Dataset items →
/---
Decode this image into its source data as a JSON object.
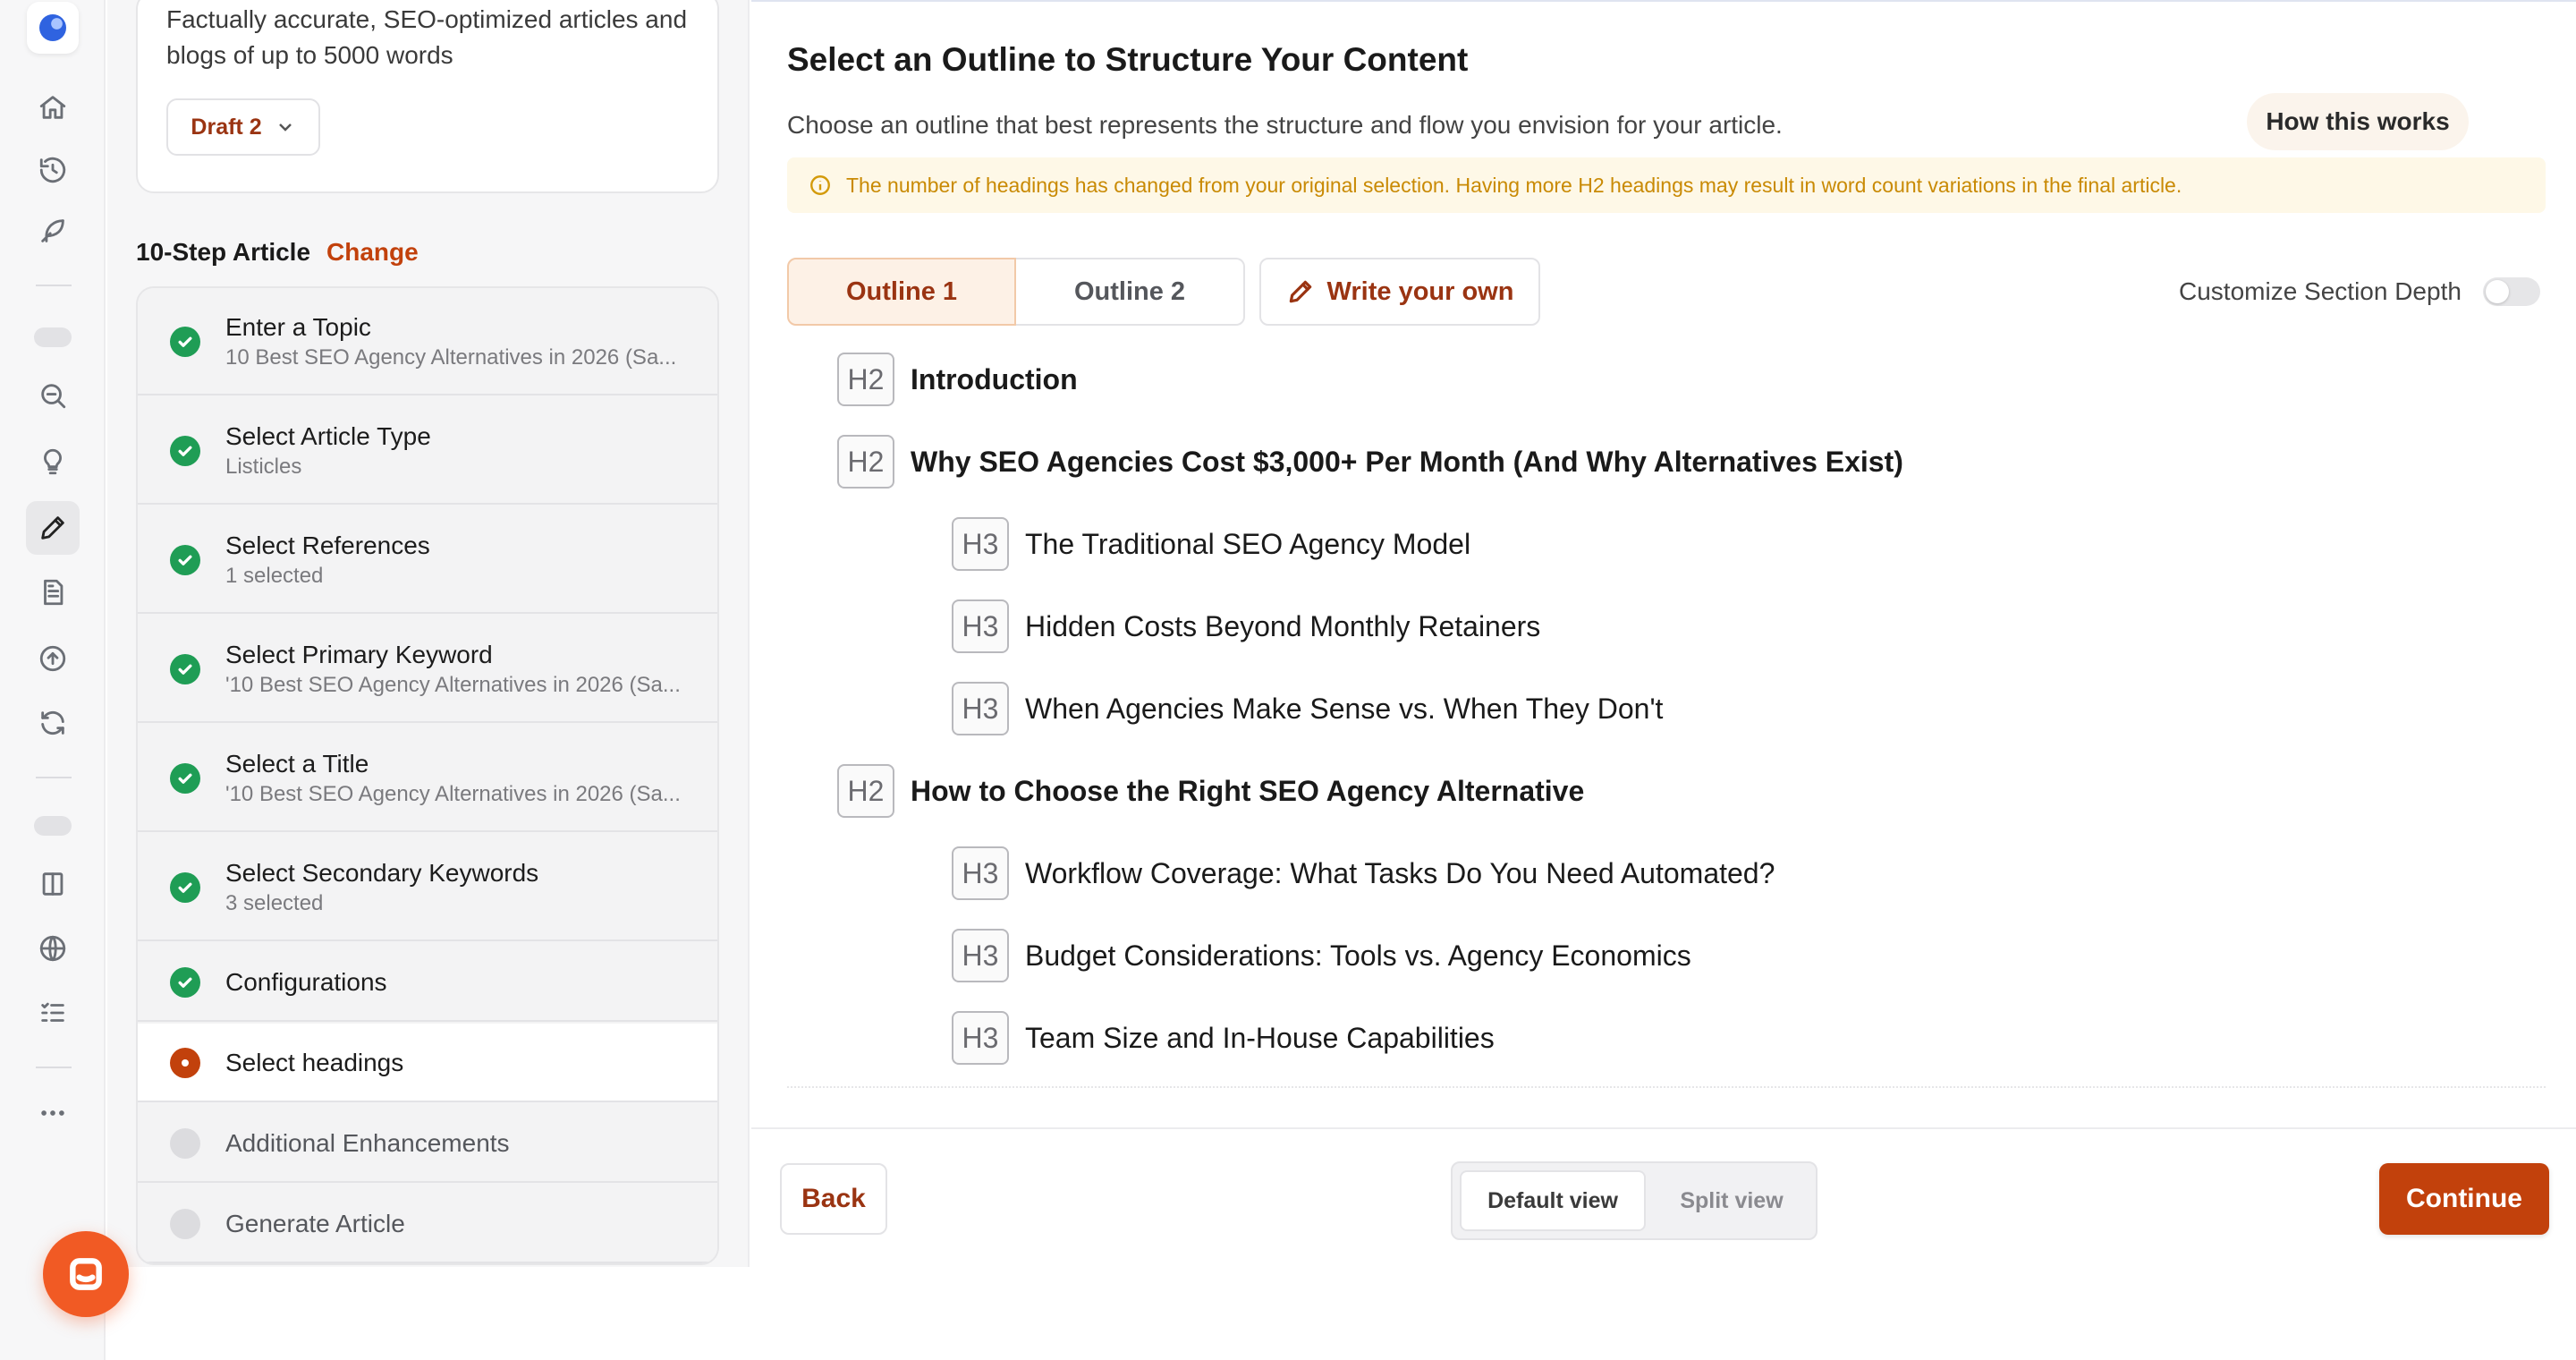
{
  "card": {
    "description": "Factually accurate, SEO-optimized articles and blogs of up to 5000 words",
    "draft_label": "Draft 2"
  },
  "steps_header": {
    "title": "10-Step Article",
    "change_label": "Change"
  },
  "steps": [
    {
      "title": "Enter a Topic",
      "subtitle": "10 Best SEO Agency Alternatives in 2026 (Sa...",
      "status": "done"
    },
    {
      "title": "Select Article Type",
      "subtitle": "Listicles",
      "status": "done"
    },
    {
      "title": "Select References",
      "subtitle": "1 selected",
      "status": "done"
    },
    {
      "title": "Select Primary Keyword",
      "subtitle": "'10 Best SEO Agency Alternatives in 2026 (Sa...",
      "status": "done"
    },
    {
      "title": "Select a Title",
      "subtitle": "'10 Best SEO Agency Alternatives in 2026 (Sa...",
      "status": "done"
    },
    {
      "title": "Select Secondary Keywords",
      "subtitle": "3 selected",
      "status": "done"
    },
    {
      "title": "Configurations",
      "subtitle": "",
      "status": "done"
    },
    {
      "title": "Select headings",
      "subtitle": "",
      "status": "current"
    },
    {
      "title": "Additional Enhancements",
      "subtitle": "",
      "status": "pending"
    },
    {
      "title": "Generate Article",
      "subtitle": "",
      "status": "pending"
    }
  ],
  "main": {
    "title": "Select an Outline to Structure Your Content",
    "subtitle": "Choose an outline that best represents the structure and flow you envision for your article.",
    "how_label": "How this works",
    "warning": "The number of headings has changed from your original selection. Having more H2 headings may result in word count variations in the final article.",
    "tabs": [
      "Outline 1",
      "Outline 2"
    ],
    "active_tab": "Outline 1",
    "write_own_label": "Write your own",
    "depth_label": "Customize Section Depth",
    "depth_enabled": false
  },
  "outline": [
    {
      "level": "H2",
      "text": "Introduction"
    },
    {
      "level": "H2",
      "text": "Why SEO Agencies Cost $3,000+ Per Month (And Why Alternatives Exist)"
    },
    {
      "level": "H3",
      "text": "The Traditional SEO Agency Model"
    },
    {
      "level": "H3",
      "text": "Hidden Costs Beyond Monthly Retainers"
    },
    {
      "level": "H3",
      "text": "When Agencies Make Sense vs. When They Don't"
    },
    {
      "level": "H2",
      "text": "How to Choose the Right SEO Agency Alternative"
    },
    {
      "level": "H3",
      "text": "Workflow Coverage: What Tasks Do You Need Automated?"
    },
    {
      "level": "H3",
      "text": "Budget Considerations: Tools vs. Agency Economics"
    },
    {
      "level": "H3",
      "text": "Team Size and In-House Capabilities"
    }
  ],
  "footer": {
    "back_label": "Back",
    "views": [
      "Default view",
      "Split view"
    ],
    "active_view": "Default view",
    "continue_label": "Continue"
  },
  "colors": {
    "accent": "#c2410c",
    "accent_text": "#9a3412",
    "success": "#1f9d55",
    "warning_text": "#c98a04",
    "warning_bg": "#fef8e7",
    "chat_button": "#f15a24"
  },
  "rail_icons": [
    "home-icon",
    "history-icon",
    "feather-icon",
    "search-icon",
    "lightbulb-icon",
    "pencil-icon",
    "document-icon",
    "upload-icon",
    "refresh-icon",
    "book-icon",
    "globe-icon",
    "checklist-icon",
    "more-icon",
    "chat-icon"
  ]
}
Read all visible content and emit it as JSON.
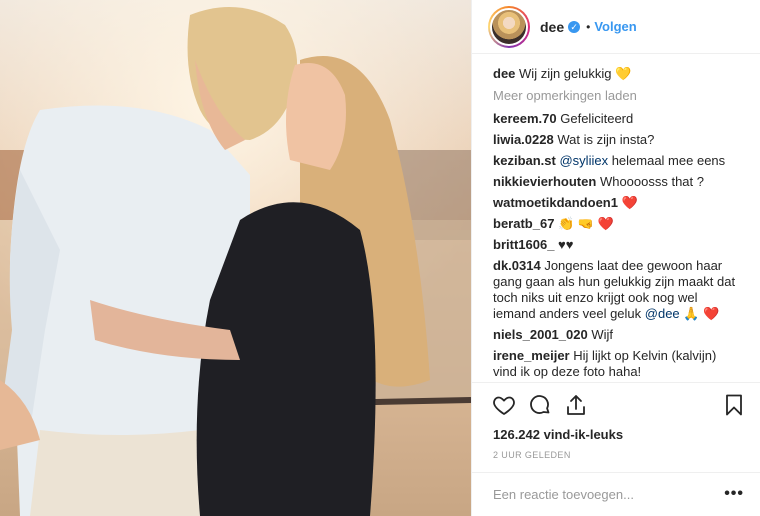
{
  "post": {
    "username": "dee",
    "verified_icon": "verified-badge-icon",
    "follow_label": "Volgen",
    "separator": "•",
    "caption_user": "dee",
    "caption_text": "Wij zijn gelukkig 💛"
  },
  "load_more_label": "Meer opmerkingen laden",
  "comments": [
    {
      "user": "kereem.70",
      "text": "Gefeliciteerd"
    },
    {
      "user": "liwia.0228",
      "text": "Wat is zijn insta?"
    },
    {
      "user": "keziban.st",
      "mention": "@syliiex",
      "text": " helemaal mee eens"
    },
    {
      "user": "nikkievierhouten",
      "text": "Whoooosss that ?"
    },
    {
      "user": "watmoetikdandoen1",
      "text": "❤️"
    },
    {
      "user": "beratb_67",
      "text": "👏 🤜 ❤️"
    },
    {
      "user": "britt1606_",
      "text": "♥♥"
    },
    {
      "user": "dk.0314",
      "text": "Jongens laat dee gewoon haar gang gaan als hun gelukkig zijn maakt dat toch niks uit enzo krijgt ook nog wel iemand anders veel geluk ",
      "mention2": "@dee",
      "tail": " 🙏 ❤️"
    },
    {
      "user": "niels_2001_020",
      "text": "Wijf"
    },
    {
      "user": "irene_meijer",
      "text": "Hij lijkt op Kelvin (kalvijn) vind ik op deze foto haha!"
    }
  ],
  "likes": "126.242 vind-ik-leuks",
  "timestamp": "2 UUR GELEDEN",
  "comment_input": {
    "placeholder": "Een reactie toevoegen...",
    "value": ""
  },
  "more_label": "•••",
  "colors": {
    "accent": "#3897f0",
    "text": "#262626",
    "muted": "#999999",
    "border": "#efefef"
  }
}
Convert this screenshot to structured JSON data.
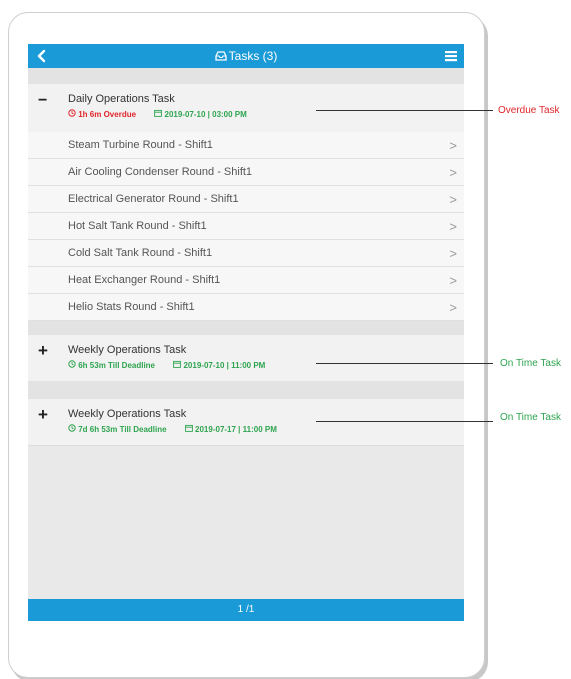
{
  "header": {
    "title": "Tasks (3)"
  },
  "groups": [
    {
      "toggle": "−",
      "title": "Daily Operations Task",
      "status": "1h 6m Overdue",
      "deadline": "2019-07-10 | 03:00 PM",
      "status_color": "#e0262b",
      "deadline_color": "#2ea44f",
      "tasks": [
        "Steam Turbine Round - Shift1",
        "Air Cooling Condenser Round - Shift1",
        "Electrical Generator Round - Shift1",
        "Hot Salt Tank Round - Shift1",
        "Cold Salt Tank Round - Shift1",
        "Heat Exchanger Round - Shift1",
        "Helio Stats Round - Shift1"
      ]
    },
    {
      "toggle": "+",
      "title": "Weekly Operations Task",
      "status": "6h 53m Till Deadline",
      "deadline": "2019-07-10 | 11:00 PM",
      "status_color": "#2ea44f",
      "deadline_color": "#2ea44f"
    },
    {
      "toggle": "+",
      "title": "Weekly Operations Task",
      "status": "7d 6h 53m Till Deadline",
      "deadline": "2019-07-17 | 11:00 PM",
      "status_color": "#2ea44f",
      "deadline_color": "#2ea44f"
    }
  ],
  "pager": "1 /1",
  "annotations": {
    "overdue": "Overdue Task",
    "ontime_1": "On Time Task",
    "ontime_2": "On Time Task"
  },
  "colors": {
    "accent": "#1a9ad6",
    "overdue": "#e0262b",
    "ontime": "#2ea44f"
  }
}
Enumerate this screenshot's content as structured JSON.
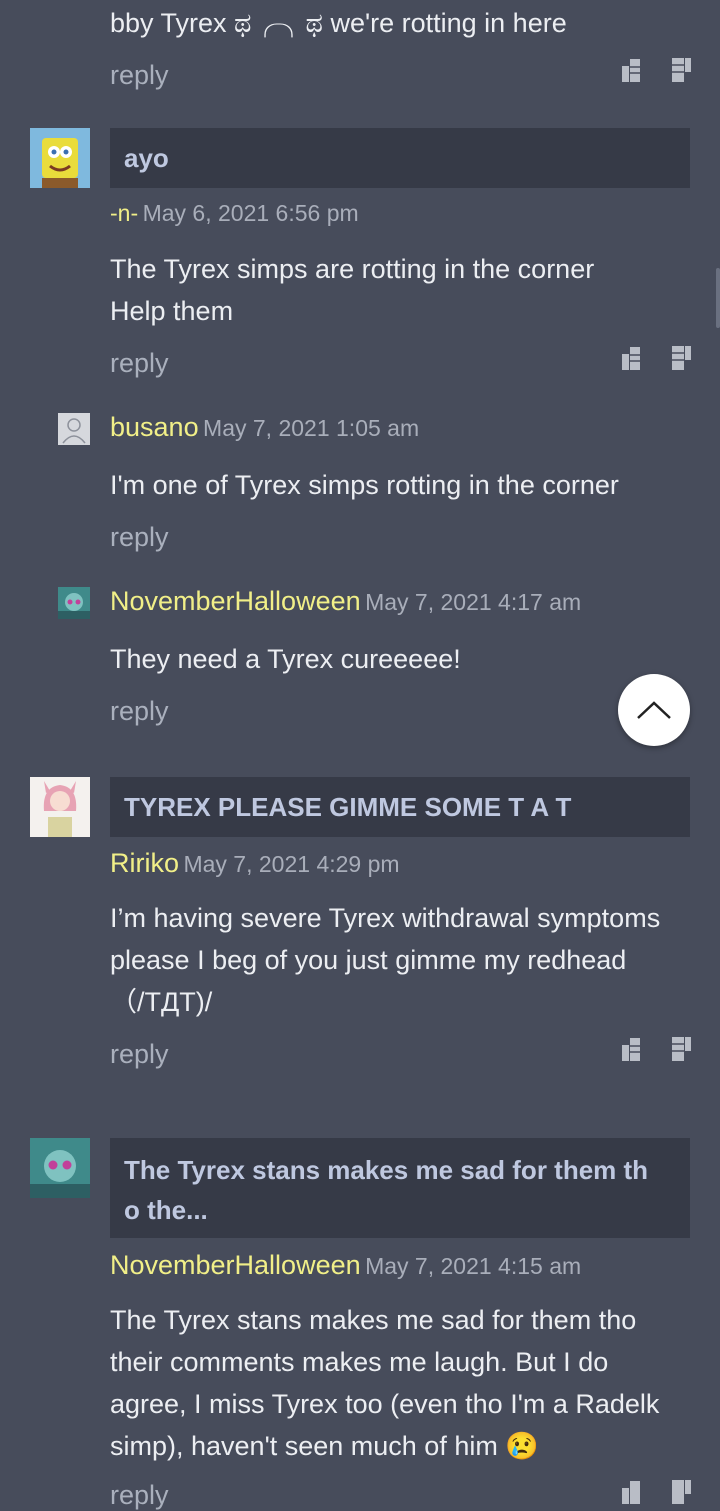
{
  "comments": [
    {
      "text": "bby Tyrex ಥ╭╮ಥ we're rotting in here",
      "reply": "reply"
    },
    {
      "title": "ayo",
      "author": "-n-",
      "date": "May 6, 2021 6:56 pm",
      "text_lines": [
        "The Tyrex simps are rotting in the corner",
        "Help them"
      ],
      "reply": "reply",
      "avatar": "spongebob-avatar"
    },
    {
      "author": "busano",
      "date": "May 7, 2021 1:05 am",
      "text": "I'm one of Tyrex simps rotting in the corner",
      "reply": "reply",
      "avatar": "default-user-avatar"
    },
    {
      "author": "NovemberHalloween",
      "date": "May 7, 2021 4:17 am",
      "text": "They need a Tyrex cureeeee!",
      "reply": "reply",
      "avatar": "teal-anime-avatar"
    },
    {
      "title": "TYREX PLEASE GIMME SOME T A T",
      "author": "Ririko",
      "date": "May 7, 2021 4:29 pm",
      "text_lines": [
        "I’m having severe Tyrex withdrawal symptoms",
        "please I beg of you just gimme my redhead",
        "（/TДT)/"
      ],
      "reply": "reply",
      "avatar": "pink-anime-avatar"
    },
    {
      "title_lines": [
        "The Tyrex stans makes me sad for them th",
        "o the..."
      ],
      "author": "NovemberHalloween",
      "date": "May 7, 2021 4:15 am",
      "text_lines": [
        "The Tyrex stans makes me sad for them tho",
        "their comments makes me laugh. But I do",
        "agree, I miss Tyrex too (even tho I'm a Radelk",
        "simp), haven't seen much of him"
      ],
      "emoji": "😢",
      "reply": "reply",
      "avatar": "teal-anime-avatar"
    }
  ],
  "colors": {
    "background": "#474c5b",
    "title_box": "#363a47",
    "author": "#f1ef88"
  }
}
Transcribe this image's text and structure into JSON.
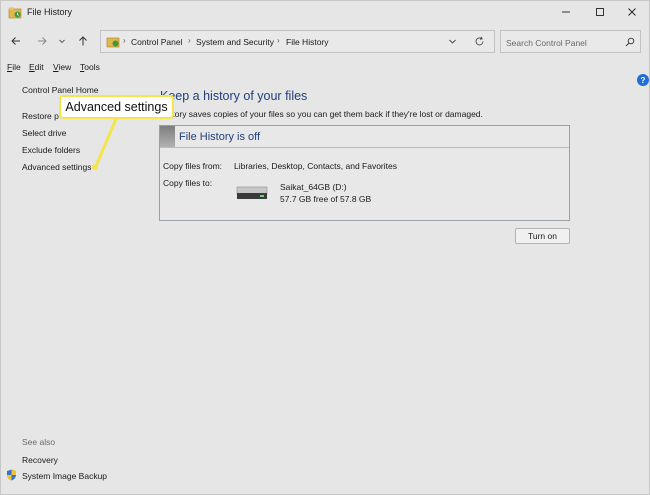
{
  "window": {
    "title": "File History",
    "accent_color": "#1f3f7a",
    "callout_color": "#f4e54a"
  },
  "titlebar": {
    "app_icon": "file-history-icon",
    "minimize_icon": "minimize-icon",
    "maximize_icon": "maximize-icon",
    "close_icon": "close-icon"
  },
  "navigation": {
    "back_icon": "arrow-left-icon",
    "forward_icon": "arrow-right-icon",
    "recent_icon": "chevron-down-icon",
    "up_icon": "arrow-up-icon",
    "breadcrumbs": [
      "Control Panel",
      "System and Security",
      "File History"
    ],
    "refresh_icon": "refresh-icon"
  },
  "search": {
    "placeholder": "Search Control Panel",
    "value": ""
  },
  "menu": {
    "items": [
      {
        "key": "F",
        "rest": "ile"
      },
      {
        "key": "E",
        "rest": "dit"
      },
      {
        "key": "V",
        "rest": "iew"
      },
      {
        "key": "T",
        "rest": "ools"
      }
    ],
    "help_label": "?"
  },
  "sidebar": {
    "home": "Control Panel Home",
    "links": [
      "Restore p",
      "Select drive",
      "Exclude folders",
      "Advanced settings"
    ],
    "see_also_label": "See also",
    "see_also_links": [
      "Recovery",
      "System Image Backup"
    ]
  },
  "main": {
    "heading": "Keep a history of your files",
    "description": "History saves copies of your files so you can get them back if they're lost or damaged.",
    "status_title": "File History is off",
    "copy_from_label": "Copy files from:",
    "copy_from_value": "Libraries, Desktop, Contacts, and Favorites",
    "copy_to_label": "Copy files to:",
    "drive_name": "Saikat_64GB (D:)",
    "drive_free": "57.7 GB free of 57.8 GB",
    "turn_on_label": "Turn on"
  },
  "callout": {
    "text": "Advanced settings"
  }
}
\---
Short problem →
Determine how many lines of the entries above carry the string "avatar", and give that number alone.

Solution for this task →
5